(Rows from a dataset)
==============================

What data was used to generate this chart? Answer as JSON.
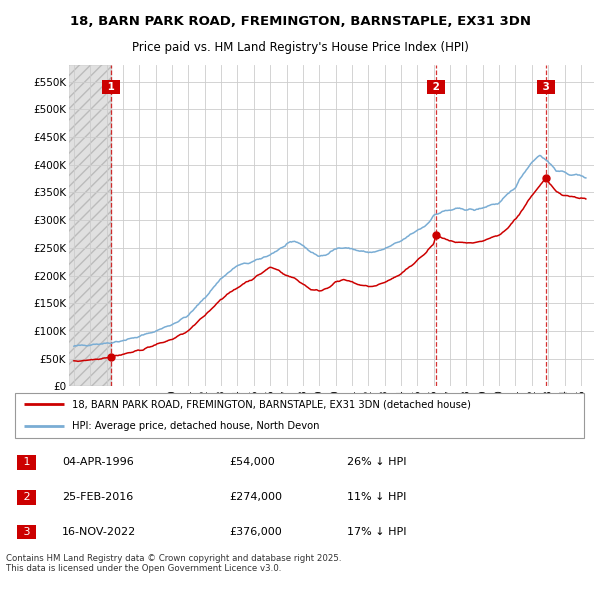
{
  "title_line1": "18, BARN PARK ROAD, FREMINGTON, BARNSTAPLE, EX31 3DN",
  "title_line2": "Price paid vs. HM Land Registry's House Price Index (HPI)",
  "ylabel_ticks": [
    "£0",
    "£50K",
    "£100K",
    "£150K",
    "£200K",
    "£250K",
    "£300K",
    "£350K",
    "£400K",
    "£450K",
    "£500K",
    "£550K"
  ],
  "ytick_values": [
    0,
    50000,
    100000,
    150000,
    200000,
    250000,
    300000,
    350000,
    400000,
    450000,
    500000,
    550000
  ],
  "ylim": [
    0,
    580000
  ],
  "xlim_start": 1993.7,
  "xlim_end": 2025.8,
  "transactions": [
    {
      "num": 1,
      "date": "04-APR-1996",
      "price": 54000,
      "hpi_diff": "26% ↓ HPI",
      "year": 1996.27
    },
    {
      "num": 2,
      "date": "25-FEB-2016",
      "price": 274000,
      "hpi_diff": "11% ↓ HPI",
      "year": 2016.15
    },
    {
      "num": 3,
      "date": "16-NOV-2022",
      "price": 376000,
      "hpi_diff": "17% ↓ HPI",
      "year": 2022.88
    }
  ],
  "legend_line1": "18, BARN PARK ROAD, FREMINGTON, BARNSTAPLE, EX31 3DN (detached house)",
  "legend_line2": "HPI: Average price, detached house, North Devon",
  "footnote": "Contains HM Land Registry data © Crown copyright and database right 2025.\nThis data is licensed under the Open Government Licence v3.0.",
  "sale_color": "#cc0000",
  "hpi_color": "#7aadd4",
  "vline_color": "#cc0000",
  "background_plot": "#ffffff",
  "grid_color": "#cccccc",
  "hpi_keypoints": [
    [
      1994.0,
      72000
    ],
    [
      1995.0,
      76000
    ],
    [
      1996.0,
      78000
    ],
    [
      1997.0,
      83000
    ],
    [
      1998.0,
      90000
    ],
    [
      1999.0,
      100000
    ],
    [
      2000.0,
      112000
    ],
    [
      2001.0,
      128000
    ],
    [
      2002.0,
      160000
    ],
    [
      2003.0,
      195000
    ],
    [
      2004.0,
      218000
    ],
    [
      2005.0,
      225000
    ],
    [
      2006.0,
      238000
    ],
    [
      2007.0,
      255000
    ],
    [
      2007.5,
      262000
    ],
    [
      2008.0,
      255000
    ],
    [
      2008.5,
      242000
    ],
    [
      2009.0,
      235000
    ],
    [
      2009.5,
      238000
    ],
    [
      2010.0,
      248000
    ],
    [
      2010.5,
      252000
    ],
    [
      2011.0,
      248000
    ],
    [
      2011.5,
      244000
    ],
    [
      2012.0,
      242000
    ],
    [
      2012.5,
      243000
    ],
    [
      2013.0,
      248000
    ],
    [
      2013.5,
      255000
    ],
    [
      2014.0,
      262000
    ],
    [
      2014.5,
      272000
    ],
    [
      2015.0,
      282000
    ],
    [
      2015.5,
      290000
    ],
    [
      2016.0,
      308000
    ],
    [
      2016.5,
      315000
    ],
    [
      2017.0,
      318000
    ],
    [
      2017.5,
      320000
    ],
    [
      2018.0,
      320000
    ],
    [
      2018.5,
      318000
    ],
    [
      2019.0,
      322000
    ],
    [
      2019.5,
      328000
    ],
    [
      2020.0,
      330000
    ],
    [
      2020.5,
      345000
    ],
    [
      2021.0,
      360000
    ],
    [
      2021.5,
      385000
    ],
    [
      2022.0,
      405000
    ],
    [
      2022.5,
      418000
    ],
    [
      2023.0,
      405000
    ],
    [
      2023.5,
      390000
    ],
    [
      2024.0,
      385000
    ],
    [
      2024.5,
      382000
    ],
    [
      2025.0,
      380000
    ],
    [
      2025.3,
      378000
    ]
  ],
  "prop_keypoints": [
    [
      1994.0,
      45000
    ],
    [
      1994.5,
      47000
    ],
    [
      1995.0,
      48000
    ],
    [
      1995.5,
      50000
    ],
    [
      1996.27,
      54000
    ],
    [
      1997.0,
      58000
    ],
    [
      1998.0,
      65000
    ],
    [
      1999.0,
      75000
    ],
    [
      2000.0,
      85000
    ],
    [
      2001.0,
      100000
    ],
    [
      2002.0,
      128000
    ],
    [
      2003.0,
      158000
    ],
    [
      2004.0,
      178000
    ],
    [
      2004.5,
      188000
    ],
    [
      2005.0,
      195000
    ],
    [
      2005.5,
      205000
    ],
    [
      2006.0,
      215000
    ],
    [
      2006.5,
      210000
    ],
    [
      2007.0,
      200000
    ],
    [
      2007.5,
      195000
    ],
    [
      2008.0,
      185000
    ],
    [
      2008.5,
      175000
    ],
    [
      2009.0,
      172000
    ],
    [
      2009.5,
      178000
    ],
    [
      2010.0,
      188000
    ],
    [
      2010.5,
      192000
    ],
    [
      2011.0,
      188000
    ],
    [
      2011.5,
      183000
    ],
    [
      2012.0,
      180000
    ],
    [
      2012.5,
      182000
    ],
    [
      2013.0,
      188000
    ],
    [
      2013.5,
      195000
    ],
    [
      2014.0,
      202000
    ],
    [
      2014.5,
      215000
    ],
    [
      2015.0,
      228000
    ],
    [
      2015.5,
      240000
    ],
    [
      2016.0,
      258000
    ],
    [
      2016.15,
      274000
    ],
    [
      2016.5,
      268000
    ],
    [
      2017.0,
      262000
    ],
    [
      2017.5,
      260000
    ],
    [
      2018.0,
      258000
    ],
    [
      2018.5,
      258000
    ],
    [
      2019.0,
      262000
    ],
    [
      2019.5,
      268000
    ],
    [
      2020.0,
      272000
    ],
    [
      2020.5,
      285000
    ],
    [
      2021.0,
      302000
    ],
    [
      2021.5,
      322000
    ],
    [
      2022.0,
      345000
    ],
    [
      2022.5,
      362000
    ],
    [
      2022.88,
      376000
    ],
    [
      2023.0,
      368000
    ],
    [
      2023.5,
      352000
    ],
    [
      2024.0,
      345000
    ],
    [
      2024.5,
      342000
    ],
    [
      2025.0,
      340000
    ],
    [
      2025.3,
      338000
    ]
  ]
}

==============================

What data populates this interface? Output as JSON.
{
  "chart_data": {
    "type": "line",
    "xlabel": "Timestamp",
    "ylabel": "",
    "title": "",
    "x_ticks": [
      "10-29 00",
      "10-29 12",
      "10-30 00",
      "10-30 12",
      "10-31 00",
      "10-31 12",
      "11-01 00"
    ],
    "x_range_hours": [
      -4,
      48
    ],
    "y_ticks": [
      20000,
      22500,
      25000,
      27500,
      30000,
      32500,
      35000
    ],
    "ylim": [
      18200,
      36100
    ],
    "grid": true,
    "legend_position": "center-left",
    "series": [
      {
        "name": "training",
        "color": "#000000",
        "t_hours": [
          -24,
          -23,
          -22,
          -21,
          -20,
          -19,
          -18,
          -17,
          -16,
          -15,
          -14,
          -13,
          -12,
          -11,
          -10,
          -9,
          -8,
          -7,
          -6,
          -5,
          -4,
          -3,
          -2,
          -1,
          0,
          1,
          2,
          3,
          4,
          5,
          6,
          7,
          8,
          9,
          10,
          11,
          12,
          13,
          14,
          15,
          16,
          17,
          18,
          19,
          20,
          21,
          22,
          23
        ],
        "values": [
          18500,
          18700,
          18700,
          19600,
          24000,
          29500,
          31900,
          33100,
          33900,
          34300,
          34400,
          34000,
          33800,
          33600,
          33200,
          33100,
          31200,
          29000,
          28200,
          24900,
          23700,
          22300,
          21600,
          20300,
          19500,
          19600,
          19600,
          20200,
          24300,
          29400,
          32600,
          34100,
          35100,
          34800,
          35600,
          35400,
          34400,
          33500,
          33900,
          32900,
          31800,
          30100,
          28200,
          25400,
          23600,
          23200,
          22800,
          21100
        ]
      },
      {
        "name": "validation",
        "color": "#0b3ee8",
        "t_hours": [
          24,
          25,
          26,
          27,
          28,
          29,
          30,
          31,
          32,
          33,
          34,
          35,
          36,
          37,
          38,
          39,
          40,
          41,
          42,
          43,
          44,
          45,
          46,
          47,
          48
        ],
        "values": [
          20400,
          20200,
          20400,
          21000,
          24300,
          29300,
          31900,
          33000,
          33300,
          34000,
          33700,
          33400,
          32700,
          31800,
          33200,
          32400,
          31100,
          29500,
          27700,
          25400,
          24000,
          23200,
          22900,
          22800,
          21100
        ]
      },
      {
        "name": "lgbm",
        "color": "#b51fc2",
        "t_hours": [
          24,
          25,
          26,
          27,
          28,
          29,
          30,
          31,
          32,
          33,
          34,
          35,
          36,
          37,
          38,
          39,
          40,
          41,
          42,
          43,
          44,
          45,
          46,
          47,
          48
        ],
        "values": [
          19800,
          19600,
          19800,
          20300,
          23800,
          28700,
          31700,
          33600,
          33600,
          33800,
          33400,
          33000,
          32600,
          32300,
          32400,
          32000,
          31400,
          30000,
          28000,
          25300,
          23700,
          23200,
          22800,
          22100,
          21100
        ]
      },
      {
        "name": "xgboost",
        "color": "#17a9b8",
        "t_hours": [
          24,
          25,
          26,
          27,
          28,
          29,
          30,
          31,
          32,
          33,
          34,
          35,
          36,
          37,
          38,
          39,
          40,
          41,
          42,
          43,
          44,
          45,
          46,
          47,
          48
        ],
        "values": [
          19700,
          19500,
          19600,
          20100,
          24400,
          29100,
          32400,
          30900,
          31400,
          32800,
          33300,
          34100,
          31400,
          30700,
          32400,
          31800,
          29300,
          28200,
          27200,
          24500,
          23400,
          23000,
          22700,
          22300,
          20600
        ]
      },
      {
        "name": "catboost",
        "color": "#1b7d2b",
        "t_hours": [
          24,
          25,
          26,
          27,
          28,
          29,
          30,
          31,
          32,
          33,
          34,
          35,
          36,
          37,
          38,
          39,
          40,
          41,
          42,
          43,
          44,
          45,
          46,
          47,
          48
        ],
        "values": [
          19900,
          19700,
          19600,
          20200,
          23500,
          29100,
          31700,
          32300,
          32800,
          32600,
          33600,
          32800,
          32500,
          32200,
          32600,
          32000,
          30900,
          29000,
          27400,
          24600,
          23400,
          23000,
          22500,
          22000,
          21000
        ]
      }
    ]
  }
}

==============================

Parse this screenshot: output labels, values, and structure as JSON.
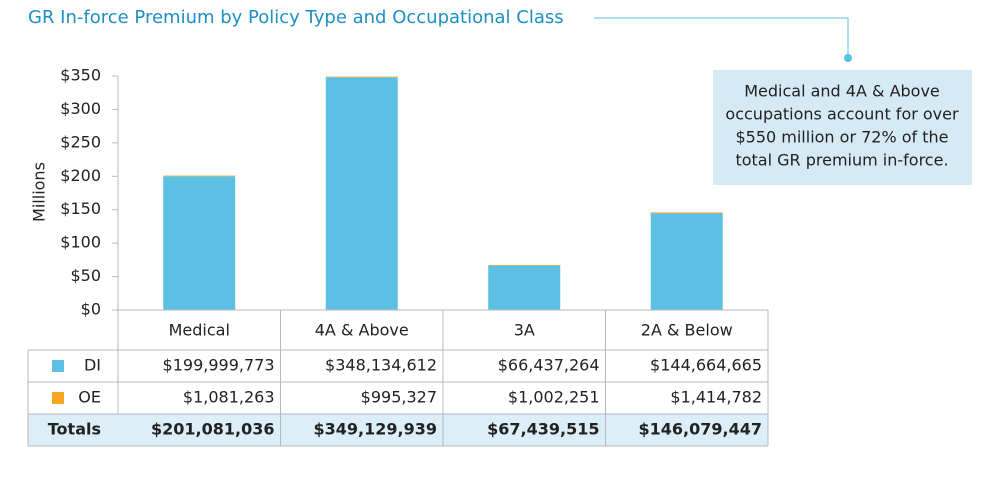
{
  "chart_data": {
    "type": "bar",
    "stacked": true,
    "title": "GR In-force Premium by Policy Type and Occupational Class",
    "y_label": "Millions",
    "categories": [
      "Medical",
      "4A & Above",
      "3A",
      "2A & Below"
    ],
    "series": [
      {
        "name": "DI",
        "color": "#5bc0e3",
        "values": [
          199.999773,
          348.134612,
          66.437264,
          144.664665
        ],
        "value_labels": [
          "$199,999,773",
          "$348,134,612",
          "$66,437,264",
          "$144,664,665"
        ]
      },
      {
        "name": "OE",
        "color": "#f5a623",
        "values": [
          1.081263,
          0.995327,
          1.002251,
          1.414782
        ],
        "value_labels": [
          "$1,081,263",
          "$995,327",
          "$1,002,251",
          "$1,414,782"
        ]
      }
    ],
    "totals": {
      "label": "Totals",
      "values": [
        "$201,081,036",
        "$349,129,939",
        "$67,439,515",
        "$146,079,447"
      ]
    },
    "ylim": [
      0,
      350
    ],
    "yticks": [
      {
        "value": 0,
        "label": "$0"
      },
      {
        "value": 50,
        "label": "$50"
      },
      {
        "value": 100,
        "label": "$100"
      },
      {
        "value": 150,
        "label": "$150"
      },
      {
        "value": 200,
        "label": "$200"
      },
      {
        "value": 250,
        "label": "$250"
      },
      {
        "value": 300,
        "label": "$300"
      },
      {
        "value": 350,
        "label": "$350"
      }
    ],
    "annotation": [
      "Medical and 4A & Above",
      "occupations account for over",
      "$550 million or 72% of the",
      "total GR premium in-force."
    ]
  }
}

==============================

Determine the number of lines containing "What". Write only that number.

▸ Exercise answer
2